Work out how many lines include "ΑΤΤΙΚΗΣ" and answer with that number only.

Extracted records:
++++++++++++++++++++

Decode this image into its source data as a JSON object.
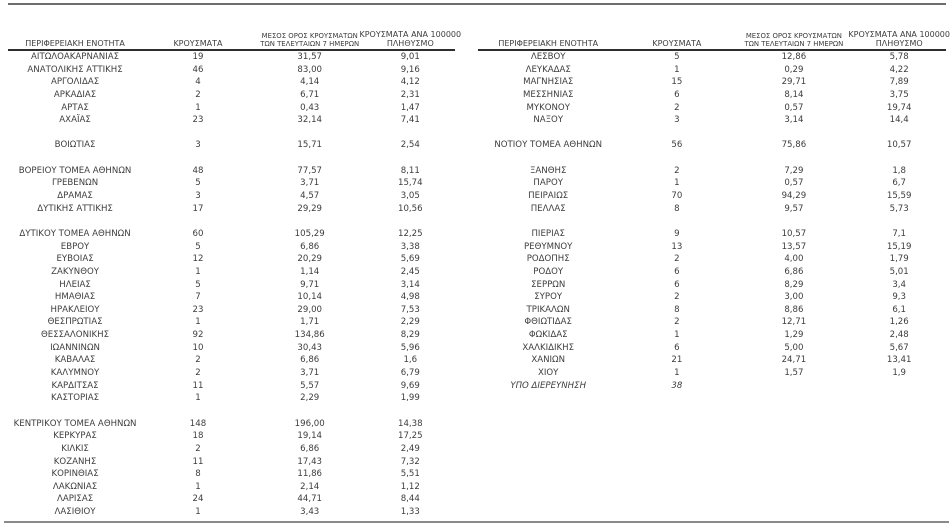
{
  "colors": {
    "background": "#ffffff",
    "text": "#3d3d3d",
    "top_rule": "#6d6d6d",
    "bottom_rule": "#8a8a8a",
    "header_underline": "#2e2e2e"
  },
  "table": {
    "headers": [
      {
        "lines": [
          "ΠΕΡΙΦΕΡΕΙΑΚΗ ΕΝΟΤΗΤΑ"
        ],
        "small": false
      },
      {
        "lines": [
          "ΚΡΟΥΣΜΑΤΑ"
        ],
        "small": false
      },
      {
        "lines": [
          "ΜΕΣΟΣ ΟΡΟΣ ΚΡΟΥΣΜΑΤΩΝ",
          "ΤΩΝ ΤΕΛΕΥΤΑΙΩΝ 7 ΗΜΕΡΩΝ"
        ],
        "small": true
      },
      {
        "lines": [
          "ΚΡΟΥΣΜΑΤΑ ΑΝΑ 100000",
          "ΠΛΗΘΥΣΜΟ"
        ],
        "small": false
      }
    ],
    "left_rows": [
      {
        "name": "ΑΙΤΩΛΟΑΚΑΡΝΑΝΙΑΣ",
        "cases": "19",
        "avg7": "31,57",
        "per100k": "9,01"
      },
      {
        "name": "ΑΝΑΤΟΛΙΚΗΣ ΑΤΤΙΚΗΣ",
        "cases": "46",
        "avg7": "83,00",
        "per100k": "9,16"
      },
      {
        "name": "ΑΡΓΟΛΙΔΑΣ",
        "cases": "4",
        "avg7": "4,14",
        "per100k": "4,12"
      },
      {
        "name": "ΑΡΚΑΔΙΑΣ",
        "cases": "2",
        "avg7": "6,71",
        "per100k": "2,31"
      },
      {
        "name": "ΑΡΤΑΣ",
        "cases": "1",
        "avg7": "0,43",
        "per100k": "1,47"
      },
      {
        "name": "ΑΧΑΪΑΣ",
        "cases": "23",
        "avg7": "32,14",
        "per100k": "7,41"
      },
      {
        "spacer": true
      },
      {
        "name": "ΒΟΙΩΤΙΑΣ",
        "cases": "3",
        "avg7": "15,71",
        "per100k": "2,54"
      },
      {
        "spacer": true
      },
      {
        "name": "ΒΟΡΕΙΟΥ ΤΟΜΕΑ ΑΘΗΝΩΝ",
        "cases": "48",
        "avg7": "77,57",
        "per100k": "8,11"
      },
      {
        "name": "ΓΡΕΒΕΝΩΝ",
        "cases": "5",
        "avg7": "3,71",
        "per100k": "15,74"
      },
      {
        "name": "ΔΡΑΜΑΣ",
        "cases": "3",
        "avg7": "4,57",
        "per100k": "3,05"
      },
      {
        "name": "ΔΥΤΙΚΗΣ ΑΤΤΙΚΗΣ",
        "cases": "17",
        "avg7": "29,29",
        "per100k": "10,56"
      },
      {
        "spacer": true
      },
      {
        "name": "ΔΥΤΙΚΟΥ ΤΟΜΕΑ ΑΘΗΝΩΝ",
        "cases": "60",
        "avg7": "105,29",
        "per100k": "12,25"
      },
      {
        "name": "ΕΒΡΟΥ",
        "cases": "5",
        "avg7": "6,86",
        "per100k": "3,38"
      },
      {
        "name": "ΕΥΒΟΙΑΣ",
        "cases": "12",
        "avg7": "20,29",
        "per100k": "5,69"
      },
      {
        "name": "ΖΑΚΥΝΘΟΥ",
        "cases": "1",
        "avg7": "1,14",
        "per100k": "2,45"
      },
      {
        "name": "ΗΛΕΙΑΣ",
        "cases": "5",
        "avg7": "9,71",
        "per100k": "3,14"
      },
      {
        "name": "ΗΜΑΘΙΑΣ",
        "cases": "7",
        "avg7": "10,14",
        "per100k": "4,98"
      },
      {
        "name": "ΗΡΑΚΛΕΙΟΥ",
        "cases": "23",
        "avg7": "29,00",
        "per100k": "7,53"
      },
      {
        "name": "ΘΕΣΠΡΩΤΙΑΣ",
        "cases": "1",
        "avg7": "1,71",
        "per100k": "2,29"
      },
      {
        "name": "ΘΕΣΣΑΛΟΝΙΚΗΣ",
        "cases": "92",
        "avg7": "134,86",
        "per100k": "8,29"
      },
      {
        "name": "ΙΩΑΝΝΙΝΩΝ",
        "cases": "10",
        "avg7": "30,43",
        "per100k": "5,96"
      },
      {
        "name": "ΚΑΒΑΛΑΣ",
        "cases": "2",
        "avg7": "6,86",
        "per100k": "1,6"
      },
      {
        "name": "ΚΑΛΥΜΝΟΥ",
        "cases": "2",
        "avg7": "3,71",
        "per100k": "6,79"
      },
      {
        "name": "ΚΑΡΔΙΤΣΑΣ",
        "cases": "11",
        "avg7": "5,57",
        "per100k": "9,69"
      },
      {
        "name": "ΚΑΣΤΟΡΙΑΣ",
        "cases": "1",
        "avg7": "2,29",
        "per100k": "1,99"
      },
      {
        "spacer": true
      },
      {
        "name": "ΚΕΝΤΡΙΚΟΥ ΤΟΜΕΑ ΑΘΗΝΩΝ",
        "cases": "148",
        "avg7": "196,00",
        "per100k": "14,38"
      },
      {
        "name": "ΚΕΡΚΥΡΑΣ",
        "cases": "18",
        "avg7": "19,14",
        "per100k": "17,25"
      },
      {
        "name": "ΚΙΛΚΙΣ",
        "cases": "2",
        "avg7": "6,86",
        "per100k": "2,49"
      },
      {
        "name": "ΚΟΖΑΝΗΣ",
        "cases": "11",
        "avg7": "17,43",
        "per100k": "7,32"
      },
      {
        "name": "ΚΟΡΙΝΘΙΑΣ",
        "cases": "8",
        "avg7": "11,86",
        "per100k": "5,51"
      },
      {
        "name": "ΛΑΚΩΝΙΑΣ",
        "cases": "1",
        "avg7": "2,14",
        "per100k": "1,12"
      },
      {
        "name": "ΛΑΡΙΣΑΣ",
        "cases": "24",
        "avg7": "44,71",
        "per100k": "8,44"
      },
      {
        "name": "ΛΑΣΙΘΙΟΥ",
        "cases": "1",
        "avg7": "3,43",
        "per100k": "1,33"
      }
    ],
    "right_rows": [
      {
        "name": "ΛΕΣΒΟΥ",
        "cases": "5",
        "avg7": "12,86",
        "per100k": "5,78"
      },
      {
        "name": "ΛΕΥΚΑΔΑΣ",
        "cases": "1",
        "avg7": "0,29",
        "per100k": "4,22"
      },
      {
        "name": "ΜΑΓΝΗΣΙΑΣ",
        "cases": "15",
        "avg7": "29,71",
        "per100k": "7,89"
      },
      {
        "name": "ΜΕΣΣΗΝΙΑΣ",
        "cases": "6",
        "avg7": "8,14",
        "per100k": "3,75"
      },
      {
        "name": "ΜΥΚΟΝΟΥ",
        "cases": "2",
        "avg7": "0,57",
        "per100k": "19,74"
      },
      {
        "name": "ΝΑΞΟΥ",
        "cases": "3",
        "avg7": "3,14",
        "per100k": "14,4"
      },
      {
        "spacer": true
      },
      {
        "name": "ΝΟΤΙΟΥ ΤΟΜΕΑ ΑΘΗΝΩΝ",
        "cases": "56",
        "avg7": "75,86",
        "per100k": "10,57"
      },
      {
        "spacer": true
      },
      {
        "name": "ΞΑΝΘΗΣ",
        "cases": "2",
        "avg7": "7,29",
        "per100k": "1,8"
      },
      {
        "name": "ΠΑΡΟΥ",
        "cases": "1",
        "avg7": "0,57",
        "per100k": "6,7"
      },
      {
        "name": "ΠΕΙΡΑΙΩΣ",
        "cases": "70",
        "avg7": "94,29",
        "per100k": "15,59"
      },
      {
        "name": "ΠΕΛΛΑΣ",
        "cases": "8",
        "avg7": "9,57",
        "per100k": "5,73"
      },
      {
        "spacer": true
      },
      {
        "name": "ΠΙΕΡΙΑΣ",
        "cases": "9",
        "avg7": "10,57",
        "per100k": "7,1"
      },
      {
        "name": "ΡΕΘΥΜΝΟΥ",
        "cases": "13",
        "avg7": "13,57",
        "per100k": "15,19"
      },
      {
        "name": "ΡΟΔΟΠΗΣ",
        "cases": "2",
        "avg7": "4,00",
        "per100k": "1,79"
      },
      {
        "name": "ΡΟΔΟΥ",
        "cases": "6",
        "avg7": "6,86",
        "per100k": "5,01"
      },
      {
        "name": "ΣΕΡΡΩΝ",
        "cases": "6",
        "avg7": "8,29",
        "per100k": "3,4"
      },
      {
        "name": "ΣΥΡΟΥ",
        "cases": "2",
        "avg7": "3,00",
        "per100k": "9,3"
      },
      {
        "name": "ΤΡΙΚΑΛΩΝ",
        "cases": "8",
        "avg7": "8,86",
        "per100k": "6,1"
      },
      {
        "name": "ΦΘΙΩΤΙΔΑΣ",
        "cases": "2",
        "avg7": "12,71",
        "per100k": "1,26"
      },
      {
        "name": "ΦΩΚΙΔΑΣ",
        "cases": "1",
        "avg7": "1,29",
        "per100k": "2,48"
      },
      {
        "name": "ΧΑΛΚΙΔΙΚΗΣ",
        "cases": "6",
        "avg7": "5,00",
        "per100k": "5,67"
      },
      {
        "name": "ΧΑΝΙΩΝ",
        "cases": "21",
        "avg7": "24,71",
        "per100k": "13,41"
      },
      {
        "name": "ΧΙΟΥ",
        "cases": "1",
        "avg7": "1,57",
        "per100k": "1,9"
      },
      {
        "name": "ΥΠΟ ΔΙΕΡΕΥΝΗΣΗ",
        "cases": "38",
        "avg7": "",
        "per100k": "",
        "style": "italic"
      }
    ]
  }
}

++++++++++++++++++++

Task output:
2